:: YOUR OBJECTIVE ::
Gather up the lines that contain "RECLAMATION".

Part of a data file:
----------------

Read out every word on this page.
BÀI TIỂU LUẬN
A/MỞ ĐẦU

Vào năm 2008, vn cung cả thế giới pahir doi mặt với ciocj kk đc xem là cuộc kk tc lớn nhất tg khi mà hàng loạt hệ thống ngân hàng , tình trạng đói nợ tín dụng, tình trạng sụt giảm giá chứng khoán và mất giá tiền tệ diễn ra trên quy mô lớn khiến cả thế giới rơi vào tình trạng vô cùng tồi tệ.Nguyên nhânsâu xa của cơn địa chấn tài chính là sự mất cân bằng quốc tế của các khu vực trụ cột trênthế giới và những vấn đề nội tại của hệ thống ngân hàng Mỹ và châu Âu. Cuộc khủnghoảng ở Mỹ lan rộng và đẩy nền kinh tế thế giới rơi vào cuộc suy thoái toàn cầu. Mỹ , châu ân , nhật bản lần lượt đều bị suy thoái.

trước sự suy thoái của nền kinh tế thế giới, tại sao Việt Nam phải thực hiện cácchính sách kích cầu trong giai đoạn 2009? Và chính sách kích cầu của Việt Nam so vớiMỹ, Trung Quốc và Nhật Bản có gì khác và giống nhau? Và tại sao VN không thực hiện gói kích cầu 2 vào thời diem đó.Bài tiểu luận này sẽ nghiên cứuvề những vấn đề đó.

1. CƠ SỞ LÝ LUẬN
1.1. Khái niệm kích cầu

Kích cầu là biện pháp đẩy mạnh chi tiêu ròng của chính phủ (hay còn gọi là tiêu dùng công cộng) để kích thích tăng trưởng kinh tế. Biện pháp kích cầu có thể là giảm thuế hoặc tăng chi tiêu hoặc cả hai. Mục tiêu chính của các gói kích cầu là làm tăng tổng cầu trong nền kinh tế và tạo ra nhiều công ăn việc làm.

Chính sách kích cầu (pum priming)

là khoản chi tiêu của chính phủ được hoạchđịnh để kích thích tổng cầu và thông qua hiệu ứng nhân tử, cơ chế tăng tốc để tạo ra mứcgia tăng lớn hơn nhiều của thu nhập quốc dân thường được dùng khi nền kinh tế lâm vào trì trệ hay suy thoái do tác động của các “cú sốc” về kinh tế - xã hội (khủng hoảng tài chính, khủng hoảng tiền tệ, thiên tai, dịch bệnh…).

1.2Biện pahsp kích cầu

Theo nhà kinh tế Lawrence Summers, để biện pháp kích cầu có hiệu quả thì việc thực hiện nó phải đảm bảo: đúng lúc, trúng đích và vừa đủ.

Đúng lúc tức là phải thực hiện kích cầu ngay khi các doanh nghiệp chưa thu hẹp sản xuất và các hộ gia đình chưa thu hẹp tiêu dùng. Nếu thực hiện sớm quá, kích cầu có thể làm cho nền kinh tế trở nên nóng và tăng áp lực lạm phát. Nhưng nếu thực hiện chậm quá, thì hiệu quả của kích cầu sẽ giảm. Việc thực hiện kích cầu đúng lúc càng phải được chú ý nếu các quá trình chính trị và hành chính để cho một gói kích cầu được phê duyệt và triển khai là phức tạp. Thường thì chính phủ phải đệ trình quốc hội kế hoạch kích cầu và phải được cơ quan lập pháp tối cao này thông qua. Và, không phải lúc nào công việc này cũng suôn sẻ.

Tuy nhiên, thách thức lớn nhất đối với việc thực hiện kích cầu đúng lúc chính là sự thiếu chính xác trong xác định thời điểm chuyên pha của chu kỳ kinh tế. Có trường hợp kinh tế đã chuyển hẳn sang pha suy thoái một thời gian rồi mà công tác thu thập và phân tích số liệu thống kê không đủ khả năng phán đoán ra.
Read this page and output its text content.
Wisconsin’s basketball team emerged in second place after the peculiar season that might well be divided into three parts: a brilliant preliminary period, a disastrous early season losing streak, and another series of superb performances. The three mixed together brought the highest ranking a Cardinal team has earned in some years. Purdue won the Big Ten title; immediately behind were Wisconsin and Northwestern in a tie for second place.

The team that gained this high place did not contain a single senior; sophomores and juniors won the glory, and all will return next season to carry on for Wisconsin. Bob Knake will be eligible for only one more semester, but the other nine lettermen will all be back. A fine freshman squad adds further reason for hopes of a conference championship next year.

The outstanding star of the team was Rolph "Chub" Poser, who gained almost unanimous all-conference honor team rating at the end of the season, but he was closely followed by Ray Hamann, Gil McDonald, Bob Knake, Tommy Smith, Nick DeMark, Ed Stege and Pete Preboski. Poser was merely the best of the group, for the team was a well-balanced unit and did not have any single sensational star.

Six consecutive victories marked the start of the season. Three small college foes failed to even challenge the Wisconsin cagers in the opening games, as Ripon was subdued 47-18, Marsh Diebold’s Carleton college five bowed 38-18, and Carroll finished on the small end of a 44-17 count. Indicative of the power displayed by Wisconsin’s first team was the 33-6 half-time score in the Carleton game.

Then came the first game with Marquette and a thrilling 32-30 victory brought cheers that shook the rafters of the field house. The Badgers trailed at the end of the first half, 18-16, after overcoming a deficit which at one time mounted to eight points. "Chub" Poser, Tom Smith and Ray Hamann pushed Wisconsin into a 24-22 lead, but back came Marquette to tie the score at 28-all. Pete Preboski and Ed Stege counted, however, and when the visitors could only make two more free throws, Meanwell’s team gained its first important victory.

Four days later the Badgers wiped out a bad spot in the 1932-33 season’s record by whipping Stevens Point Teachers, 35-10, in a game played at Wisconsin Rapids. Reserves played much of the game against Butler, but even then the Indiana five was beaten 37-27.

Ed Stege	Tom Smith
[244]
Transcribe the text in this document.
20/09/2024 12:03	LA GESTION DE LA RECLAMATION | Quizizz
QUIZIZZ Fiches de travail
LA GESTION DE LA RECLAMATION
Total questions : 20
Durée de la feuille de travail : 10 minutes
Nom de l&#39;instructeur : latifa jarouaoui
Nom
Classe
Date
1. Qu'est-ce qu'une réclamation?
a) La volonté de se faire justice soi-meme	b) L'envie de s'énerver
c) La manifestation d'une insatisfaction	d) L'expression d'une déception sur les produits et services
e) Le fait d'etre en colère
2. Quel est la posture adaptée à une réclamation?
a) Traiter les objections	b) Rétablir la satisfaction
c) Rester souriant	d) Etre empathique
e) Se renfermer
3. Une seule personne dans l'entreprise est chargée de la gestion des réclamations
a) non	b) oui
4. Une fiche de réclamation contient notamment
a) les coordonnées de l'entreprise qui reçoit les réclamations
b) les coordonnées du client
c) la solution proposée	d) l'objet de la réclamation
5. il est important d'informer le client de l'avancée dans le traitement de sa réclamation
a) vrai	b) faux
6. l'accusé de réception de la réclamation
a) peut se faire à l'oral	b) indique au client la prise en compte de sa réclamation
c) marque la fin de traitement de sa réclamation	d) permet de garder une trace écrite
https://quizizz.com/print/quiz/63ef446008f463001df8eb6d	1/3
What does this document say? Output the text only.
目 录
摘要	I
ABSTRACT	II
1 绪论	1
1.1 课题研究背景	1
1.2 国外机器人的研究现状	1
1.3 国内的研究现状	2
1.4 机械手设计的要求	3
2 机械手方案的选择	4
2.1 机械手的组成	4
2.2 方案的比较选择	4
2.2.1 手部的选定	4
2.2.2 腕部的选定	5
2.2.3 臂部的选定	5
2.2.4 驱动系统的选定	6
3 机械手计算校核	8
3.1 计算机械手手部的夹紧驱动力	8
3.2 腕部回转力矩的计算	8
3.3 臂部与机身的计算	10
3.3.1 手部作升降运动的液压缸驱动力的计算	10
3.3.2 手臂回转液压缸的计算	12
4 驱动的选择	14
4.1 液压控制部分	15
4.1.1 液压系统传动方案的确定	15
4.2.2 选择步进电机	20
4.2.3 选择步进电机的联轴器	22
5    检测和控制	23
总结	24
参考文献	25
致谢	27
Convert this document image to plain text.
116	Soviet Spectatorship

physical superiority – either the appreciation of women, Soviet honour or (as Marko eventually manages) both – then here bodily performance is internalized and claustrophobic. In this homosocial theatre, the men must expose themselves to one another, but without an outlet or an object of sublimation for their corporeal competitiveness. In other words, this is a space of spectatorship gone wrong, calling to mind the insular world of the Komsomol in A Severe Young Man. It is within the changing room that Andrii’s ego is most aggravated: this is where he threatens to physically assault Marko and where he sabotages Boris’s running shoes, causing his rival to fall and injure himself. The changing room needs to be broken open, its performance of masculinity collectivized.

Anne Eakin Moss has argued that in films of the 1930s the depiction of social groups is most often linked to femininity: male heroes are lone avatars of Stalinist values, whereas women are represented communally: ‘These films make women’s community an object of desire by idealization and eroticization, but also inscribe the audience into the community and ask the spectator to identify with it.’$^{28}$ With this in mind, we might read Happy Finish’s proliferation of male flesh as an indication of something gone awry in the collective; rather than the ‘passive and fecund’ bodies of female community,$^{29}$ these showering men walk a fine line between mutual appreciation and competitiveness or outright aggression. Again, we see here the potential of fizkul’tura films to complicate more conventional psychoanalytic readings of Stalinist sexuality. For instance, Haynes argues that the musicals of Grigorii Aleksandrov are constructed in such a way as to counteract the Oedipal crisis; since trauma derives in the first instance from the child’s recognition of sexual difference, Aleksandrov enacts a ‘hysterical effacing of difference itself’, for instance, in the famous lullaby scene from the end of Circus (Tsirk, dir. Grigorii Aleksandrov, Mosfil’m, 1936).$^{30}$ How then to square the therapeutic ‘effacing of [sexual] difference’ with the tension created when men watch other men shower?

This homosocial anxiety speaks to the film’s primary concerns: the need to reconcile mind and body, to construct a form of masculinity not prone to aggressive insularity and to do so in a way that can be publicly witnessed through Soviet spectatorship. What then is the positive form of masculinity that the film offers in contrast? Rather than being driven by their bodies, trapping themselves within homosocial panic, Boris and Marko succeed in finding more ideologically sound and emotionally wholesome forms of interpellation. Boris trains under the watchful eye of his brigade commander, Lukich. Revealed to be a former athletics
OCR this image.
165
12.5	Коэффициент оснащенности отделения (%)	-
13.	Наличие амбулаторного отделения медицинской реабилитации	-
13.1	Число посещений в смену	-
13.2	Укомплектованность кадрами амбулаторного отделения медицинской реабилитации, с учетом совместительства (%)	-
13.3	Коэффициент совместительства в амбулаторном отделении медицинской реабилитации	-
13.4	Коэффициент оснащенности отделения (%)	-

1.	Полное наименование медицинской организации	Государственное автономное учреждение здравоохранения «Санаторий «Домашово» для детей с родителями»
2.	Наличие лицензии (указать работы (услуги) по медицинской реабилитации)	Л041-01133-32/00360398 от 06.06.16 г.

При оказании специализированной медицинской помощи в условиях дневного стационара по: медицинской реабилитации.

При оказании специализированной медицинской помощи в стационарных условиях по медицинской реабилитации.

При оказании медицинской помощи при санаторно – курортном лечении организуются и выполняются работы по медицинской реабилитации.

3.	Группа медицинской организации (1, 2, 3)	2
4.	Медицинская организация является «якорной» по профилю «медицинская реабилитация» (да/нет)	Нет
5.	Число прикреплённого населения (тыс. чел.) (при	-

----------------

:: WRITTEN SOLUTION ::
20/09/2024 12:03	LA GESTION DE LA RECLAMATION | Quizizz
LA GESTION DE LA RECLAMATION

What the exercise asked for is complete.